Work required
Retype the records below exactly as they appear.

Exercise materials
⟨

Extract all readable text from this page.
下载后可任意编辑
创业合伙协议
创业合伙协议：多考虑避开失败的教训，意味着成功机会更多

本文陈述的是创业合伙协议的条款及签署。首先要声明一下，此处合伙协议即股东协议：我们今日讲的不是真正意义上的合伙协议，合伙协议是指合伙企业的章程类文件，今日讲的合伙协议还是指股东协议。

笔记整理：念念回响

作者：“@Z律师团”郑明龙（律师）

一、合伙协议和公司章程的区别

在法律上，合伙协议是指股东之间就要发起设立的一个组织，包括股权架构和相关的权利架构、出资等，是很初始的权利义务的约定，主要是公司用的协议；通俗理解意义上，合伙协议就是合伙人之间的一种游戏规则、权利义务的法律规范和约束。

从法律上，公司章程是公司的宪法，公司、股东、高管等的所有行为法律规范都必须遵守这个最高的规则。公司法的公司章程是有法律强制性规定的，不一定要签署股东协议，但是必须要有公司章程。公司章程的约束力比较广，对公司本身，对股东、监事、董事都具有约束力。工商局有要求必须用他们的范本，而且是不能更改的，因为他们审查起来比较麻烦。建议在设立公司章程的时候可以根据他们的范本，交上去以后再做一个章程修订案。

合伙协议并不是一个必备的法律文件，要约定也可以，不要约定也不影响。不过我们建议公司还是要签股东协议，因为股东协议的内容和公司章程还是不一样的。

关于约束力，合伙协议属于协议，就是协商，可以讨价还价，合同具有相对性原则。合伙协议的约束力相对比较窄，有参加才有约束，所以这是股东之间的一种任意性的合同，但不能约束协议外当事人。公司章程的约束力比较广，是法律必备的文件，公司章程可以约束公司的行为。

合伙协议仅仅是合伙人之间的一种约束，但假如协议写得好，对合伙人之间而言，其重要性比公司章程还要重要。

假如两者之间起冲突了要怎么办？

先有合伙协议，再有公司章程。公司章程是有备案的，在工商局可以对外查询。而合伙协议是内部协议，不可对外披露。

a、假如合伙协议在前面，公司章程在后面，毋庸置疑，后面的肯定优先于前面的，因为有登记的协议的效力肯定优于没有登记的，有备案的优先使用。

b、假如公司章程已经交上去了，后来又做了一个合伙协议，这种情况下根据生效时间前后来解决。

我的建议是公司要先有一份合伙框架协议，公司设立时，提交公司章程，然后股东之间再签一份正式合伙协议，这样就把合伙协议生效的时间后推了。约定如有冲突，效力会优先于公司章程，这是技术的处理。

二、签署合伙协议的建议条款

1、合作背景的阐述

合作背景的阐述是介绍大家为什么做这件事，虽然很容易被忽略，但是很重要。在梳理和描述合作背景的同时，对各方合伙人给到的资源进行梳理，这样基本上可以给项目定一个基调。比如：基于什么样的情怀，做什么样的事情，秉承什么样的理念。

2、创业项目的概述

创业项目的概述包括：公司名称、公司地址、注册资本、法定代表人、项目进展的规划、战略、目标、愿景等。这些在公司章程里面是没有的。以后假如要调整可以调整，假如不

⟩

Final result
Extract all readable text from this page.
下载后可任意编辑
创业合伙协议
创业合伙协议：多考虑避开失败的教训，意味着成功机会更多

本文陈述的是创业合伙协议的条款及签署。首先要声明一下，此处合伙协议即股东协议：我们今日讲的不是真正意义上的合伙协议，合伙协议是指合伙企业的章程类文件，今日讲的合伙协议还是指股东协议。

笔记整理：念念回响

作者：“@Z律师团”郑明龙（律师）

一、合伙协议和公司章程的区别

在法律上，合伙协议是指股东之间就要发起设立的一个组织，包括股权架构和相关的权利架构、出资等，是很初始的权利义务的约定，主要是公司用的协议；通俗理解意义上，合伙协议就是合伙人之间的一种游戏规则、权利义务的法律规范和约束。

从法律上，公司章程是公司的宪法，公司、股东、高管等的所有行为法律规范都必须遵守这个最高的规则。公司法的公司章程是有法律强制性规定的，不一定要签署股东协议，但是必须要有公司章程。公司章程的约束力比较广，对公司本身，对股东、监事、董事都具有约束力。工商局有要求必须用他们的范本，而且是不能更改的，因为他们审查起来比较麻烦。建议在设立公司章程的时候可以根据他们的范本，交上去以后再做一个章程修订案。

合伙协议并不是一个必备的法律文件，要约定也可以，不要约定也不影响。不过我们建议公司还是要签股东协议，因为股东协议的内容和公司章程还是不一样的。

关于约束力，合伙协议属于协议，就是协商，可以讨价还价，合同具有相对性原则。合伙协议的约束力相对比较窄，有参加才有约束，所以这是股东之间的一种任意性的合同，但不能约束协议外当事人。公司章程的约束力比较广，是法律必备的文件，公司章程可以约束公司的行为。

合伙协议仅仅是合伙人之间的一种约束，但假如协议写得好，对合伙人之间而言，其重要性比公司章程还要重要。

假如两者之间起冲突了要怎么办？

先有合伙协议，再有公司章程。公司章程是有备案的，在工商局可以对外查询。而合伙协议是内部协议，不可对外披露。

a、假如合伙协议在前面，公司章程在后面，毋庸置疑，后面的肯定优先于前面的，因为有登记的协议的效力肯定优于没有登记的，有备案的优先使用。

b、假如公司章程已经交上去了，后来又做了一个合伙协议，这种情况下根据生效时间前后来解决。

我的建议是公司要先有一份合伙框架协议，公司设立时，提交公司章程，然后股东之间再签一份正式合伙协议，这样就把合伙协议生效的时间后推了。约定如有冲突，效力会优先于公司章程，这是技术的处理。

二、签署合伙协议的建议条款

1、合作背景的阐述

合作背景的阐述是介绍大家为什么做这件事，虽然很容易被忽略，但是很重要。在梳理和描述合作背景的同时，对各方合伙人给到的资源进行梳理，这样基本上可以给项目定一个基调。比如：基于什么样的情怀，做什么样的事情，秉承什么样的理念。

2、创业项目的概述

创业项目的概述包括：公司名称、公司地址、注册资本、法定代表人、项目进展的规划、战略、目标、愿景等。这些在公司章程里面是没有的。以后假如要调整可以调整，假如不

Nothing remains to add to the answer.